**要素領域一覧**
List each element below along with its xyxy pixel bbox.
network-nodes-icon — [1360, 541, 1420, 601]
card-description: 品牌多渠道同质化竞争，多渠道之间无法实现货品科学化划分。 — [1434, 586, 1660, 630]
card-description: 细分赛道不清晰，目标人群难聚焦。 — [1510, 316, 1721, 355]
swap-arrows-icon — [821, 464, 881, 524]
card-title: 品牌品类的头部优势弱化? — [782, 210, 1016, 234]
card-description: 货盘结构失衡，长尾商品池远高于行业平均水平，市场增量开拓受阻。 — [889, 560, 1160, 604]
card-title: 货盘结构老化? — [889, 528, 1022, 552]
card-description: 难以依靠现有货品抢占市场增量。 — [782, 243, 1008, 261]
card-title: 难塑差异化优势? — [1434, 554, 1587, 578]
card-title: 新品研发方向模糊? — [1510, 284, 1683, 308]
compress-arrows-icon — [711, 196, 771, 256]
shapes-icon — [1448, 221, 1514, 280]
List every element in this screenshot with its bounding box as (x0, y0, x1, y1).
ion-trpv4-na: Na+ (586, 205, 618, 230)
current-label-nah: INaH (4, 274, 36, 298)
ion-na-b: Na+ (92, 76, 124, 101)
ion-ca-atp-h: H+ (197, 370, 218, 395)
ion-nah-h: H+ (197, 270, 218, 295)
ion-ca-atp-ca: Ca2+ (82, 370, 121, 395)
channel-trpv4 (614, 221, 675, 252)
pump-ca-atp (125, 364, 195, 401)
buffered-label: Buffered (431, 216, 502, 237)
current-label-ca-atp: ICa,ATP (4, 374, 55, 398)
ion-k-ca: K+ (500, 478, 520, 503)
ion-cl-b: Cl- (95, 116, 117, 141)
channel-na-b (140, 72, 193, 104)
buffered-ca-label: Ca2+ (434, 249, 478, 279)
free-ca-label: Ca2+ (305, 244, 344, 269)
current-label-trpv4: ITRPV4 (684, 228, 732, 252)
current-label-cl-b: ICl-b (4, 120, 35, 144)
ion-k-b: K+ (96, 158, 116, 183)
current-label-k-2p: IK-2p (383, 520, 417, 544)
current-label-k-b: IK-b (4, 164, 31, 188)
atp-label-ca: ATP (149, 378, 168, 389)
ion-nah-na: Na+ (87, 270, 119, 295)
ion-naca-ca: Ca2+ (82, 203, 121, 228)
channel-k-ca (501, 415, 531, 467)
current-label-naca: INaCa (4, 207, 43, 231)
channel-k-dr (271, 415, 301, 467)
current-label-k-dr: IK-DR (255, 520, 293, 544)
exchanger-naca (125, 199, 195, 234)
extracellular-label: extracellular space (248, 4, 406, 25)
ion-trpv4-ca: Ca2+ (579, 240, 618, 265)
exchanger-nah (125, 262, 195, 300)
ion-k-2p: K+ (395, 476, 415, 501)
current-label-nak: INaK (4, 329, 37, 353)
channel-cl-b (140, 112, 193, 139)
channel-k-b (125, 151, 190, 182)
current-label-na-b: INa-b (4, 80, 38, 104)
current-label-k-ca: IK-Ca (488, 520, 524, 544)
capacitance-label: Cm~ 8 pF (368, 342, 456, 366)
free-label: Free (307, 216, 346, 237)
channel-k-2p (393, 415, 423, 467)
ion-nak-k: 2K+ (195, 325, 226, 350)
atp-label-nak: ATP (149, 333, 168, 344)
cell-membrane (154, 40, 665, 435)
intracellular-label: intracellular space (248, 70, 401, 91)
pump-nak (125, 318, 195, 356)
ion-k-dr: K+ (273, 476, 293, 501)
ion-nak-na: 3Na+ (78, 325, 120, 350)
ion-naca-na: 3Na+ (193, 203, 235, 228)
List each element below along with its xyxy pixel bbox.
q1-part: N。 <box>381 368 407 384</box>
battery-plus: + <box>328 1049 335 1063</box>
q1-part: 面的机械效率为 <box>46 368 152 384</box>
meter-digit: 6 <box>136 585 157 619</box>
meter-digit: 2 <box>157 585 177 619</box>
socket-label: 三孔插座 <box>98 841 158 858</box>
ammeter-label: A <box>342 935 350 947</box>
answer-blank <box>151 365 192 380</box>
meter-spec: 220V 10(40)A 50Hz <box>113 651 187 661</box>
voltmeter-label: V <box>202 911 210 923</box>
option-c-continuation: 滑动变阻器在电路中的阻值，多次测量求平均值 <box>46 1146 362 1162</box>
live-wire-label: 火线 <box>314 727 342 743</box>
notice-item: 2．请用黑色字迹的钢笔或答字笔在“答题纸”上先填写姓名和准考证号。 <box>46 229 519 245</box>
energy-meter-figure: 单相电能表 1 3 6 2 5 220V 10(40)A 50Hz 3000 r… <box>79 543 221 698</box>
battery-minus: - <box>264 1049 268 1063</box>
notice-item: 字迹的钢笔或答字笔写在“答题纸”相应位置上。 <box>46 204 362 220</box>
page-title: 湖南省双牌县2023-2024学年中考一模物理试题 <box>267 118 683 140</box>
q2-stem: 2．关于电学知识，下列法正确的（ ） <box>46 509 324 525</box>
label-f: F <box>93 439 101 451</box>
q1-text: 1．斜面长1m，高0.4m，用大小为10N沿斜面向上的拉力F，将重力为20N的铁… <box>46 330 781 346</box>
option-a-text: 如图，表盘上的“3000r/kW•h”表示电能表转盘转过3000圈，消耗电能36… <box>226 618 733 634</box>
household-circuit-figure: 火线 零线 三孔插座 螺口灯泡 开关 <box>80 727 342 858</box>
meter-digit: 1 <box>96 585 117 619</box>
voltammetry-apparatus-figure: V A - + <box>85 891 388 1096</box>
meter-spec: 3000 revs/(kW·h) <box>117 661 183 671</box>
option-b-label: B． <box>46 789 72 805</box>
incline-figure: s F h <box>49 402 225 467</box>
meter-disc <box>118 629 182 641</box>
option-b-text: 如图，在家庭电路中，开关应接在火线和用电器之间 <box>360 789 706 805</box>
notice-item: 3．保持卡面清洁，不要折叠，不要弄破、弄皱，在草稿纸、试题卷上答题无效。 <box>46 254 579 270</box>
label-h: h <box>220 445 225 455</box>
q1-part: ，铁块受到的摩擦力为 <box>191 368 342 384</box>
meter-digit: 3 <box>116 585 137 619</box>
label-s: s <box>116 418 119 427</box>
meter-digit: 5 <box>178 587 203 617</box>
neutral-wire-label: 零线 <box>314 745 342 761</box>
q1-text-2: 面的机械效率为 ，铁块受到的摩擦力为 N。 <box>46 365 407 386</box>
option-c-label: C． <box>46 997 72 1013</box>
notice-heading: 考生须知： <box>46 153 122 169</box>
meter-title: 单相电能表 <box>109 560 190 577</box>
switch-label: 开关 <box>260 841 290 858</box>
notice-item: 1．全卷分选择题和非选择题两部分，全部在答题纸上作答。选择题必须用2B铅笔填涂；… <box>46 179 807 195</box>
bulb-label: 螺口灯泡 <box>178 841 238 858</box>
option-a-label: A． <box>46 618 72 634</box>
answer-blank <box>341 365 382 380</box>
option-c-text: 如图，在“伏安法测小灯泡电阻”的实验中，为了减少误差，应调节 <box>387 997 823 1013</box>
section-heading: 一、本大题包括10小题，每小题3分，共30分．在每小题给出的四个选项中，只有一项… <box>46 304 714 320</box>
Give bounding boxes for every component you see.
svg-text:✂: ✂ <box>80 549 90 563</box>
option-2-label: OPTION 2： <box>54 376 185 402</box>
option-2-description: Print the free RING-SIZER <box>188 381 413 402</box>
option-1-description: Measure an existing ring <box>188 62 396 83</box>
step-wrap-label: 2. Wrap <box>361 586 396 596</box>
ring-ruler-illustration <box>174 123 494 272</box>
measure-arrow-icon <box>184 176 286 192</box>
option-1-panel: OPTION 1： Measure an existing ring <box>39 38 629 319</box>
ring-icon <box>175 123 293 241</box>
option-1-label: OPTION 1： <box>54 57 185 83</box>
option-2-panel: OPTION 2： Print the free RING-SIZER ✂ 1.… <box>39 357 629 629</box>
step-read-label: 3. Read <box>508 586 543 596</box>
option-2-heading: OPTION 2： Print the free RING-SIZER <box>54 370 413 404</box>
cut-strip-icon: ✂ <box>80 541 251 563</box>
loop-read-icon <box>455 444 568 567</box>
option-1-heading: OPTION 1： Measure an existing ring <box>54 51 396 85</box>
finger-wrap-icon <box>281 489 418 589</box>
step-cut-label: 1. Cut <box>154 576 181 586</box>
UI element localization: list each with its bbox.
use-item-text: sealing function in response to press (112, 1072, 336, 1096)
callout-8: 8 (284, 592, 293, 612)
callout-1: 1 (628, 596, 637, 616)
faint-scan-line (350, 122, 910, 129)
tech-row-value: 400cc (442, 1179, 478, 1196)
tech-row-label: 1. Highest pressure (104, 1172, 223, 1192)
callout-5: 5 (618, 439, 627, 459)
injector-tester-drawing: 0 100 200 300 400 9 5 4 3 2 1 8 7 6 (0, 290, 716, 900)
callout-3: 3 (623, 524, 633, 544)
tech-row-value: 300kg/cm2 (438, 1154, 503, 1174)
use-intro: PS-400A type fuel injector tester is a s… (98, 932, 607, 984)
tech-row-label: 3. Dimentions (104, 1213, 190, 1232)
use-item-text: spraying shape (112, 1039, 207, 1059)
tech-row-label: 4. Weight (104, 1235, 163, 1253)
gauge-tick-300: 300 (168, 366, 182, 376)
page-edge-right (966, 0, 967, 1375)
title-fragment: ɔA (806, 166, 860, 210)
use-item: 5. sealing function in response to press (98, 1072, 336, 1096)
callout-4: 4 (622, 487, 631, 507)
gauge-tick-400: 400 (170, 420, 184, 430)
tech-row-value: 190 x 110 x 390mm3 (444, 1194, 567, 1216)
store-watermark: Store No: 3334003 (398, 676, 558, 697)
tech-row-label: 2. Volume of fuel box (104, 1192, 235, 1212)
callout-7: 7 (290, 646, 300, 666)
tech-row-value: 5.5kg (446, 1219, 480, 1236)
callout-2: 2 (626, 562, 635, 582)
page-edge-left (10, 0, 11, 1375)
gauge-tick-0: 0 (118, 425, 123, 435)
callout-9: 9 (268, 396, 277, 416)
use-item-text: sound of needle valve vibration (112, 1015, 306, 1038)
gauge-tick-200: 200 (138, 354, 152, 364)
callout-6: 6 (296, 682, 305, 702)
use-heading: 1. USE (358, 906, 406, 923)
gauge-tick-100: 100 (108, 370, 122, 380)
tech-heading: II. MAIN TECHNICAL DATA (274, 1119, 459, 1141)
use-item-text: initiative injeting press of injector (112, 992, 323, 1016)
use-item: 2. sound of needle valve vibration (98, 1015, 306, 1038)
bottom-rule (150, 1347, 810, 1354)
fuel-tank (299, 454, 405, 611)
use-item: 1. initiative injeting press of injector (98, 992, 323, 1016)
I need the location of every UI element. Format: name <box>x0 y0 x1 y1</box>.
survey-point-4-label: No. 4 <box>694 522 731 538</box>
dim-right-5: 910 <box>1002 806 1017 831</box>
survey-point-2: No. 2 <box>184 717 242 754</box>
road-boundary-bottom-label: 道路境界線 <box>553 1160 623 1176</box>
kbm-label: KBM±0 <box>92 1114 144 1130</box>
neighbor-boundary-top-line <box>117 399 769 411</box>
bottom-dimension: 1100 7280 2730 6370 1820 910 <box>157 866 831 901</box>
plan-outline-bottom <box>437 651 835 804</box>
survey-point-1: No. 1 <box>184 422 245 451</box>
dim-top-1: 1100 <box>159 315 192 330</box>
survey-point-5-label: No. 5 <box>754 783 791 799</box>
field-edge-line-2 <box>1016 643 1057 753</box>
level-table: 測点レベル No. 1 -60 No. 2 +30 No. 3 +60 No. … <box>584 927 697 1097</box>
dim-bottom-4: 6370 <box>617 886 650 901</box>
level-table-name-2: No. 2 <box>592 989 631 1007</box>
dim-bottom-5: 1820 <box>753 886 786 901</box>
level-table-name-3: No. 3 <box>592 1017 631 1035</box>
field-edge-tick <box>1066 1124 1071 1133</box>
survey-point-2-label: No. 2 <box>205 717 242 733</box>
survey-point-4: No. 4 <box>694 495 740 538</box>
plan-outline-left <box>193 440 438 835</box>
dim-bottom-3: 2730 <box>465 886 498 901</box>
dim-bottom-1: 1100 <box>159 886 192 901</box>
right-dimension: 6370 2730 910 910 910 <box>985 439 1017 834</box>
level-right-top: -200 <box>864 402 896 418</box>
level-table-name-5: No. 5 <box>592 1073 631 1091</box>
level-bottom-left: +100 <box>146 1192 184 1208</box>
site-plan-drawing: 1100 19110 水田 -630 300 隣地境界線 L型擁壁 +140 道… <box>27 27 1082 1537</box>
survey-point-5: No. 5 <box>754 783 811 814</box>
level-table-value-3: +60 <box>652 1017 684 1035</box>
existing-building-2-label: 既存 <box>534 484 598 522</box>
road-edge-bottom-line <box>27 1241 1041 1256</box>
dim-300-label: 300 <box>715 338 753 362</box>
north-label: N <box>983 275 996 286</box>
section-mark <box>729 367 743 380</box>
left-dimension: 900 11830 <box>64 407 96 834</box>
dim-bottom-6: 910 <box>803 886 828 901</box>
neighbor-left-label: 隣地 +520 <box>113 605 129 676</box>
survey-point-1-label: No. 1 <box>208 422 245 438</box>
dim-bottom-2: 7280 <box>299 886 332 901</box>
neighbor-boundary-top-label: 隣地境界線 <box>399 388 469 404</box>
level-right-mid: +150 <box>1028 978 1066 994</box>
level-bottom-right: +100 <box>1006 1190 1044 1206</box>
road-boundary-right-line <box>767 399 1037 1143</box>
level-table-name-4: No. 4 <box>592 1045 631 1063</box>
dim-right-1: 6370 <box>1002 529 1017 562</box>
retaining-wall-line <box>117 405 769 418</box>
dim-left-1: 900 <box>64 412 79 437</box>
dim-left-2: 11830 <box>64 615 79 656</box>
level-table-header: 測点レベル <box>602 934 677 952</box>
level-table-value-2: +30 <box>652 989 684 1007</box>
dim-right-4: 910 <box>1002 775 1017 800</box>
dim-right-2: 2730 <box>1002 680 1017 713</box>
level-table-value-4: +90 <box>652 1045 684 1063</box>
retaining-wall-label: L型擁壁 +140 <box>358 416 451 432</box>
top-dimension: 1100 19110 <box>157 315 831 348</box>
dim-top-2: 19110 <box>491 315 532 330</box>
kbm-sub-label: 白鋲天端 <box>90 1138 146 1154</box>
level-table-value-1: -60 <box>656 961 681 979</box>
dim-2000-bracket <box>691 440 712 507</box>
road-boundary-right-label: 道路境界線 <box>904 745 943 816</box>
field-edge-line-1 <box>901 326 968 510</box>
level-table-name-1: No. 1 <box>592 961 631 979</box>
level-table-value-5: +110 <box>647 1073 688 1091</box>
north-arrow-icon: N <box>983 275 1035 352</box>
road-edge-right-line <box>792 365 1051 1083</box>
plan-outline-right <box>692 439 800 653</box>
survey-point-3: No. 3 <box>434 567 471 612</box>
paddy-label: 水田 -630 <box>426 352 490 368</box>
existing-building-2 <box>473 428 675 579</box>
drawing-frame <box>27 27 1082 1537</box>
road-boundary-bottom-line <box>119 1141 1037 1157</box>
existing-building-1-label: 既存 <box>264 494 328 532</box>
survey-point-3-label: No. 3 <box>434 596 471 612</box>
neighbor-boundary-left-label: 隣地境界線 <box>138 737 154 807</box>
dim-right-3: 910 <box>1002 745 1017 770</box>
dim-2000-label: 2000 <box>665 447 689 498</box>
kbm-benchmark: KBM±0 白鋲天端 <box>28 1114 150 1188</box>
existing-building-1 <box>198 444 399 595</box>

**実施事項**
データの冒頭から「swap-arrows-icon — [821, 464, 881, 524]」を含む行までを、空行を除いて1行を1つの文字列とするJSONリストとして表してください。

**解答**
[
  "List each element below along with its xyxy pixel bbox.",
  "network-nodes-icon — [1360, 541, 1420, 601]",
  "card-description: 品牌多渠道同质化竞争，多渠道之间无法实现货品科学化划分。 — [1434, 586, 1660, 630]",
  "card-description: 细分赛道不清晰，目标人群难聚焦。 — [1510, 316, 1721, 355]",
  "swap-arrows-icon — [821, 464, 881, 524]"
]